Rows from a dataset:
* * *
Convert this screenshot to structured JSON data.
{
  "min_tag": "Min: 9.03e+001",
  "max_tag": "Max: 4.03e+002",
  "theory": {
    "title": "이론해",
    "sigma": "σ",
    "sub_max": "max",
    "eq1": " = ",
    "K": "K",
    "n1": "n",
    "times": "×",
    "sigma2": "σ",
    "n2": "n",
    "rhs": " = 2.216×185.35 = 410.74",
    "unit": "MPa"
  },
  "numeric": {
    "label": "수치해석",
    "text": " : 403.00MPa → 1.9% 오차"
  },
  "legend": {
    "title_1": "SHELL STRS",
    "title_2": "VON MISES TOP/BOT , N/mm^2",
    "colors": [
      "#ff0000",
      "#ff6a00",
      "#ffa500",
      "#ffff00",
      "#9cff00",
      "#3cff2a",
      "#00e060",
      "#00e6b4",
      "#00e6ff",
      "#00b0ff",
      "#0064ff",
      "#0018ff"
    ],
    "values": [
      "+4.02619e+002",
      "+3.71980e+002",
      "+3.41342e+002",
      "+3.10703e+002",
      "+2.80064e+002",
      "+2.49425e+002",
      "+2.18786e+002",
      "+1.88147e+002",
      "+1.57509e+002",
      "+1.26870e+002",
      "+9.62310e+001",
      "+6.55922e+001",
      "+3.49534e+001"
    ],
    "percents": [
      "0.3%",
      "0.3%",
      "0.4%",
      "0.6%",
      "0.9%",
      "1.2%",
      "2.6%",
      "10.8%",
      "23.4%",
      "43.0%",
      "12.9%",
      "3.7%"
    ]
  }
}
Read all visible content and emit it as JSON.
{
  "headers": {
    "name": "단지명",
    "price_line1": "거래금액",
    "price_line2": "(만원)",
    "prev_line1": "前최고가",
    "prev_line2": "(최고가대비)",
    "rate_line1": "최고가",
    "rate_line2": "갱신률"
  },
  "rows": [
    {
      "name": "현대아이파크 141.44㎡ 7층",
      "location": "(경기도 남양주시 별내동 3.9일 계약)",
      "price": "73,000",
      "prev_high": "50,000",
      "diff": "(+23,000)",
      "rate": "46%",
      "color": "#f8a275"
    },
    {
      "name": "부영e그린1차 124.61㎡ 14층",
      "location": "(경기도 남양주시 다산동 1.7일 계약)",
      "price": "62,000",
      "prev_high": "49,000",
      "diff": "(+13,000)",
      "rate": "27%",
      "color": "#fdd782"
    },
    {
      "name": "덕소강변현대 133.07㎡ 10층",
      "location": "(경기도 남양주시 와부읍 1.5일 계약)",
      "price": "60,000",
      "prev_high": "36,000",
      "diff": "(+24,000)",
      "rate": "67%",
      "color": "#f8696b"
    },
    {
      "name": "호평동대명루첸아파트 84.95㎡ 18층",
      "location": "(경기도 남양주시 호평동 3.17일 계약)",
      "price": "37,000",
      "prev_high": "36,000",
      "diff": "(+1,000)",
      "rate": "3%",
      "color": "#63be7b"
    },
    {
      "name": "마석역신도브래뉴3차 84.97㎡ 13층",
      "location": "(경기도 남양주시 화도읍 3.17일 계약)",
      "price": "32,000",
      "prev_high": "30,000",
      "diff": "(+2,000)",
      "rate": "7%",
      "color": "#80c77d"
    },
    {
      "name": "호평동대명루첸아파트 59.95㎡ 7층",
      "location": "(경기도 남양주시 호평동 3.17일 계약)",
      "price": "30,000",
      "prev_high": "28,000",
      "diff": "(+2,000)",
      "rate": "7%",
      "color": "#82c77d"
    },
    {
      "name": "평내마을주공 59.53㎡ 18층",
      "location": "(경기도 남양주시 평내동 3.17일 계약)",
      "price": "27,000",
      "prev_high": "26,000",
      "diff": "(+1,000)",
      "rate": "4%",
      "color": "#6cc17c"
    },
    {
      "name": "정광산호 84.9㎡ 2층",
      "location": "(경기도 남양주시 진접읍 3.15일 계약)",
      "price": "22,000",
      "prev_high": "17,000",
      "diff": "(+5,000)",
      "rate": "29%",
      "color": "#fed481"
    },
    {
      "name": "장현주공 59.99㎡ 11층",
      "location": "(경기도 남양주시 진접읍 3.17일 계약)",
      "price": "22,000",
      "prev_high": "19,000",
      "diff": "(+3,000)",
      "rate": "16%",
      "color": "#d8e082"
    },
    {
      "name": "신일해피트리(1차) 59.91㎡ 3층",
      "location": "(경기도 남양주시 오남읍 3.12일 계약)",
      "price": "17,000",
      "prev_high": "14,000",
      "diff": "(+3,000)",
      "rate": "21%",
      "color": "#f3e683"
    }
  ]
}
* * *
What the task requires =>
How many lines of the data contain the word "location"? Answer with the number alone.

Solution for this problem =>
10